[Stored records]
⁂
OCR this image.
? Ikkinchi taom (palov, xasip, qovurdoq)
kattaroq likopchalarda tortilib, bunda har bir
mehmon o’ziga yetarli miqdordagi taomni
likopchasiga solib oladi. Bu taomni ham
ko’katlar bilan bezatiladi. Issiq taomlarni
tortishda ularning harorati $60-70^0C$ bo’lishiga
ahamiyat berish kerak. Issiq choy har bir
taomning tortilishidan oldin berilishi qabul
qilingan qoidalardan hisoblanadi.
⁂
**Exercise directions**: Extract the complete data, matching each line exactly.

**Reply to the exercise**:
OCR this image.
? Ikkinchi taom (palov, xasip, qovurdoq)
kattaroq likopchalarda tortilib, bunda har bir
mehmon o’ziga yetarli miqdordagi taomni
likopchasiga solib oladi. Bu taomni ham
ko’katlar bilan bezatiladi. Issiq taomlarni
tortishda ularning harorati $60-70^0C$ bo’lishiga
ahamiyat berish kerak. Issiq choy har bir
taomning tortilishidan oldin berilishi qabul
qilingan qoidalardan hisoblanadi.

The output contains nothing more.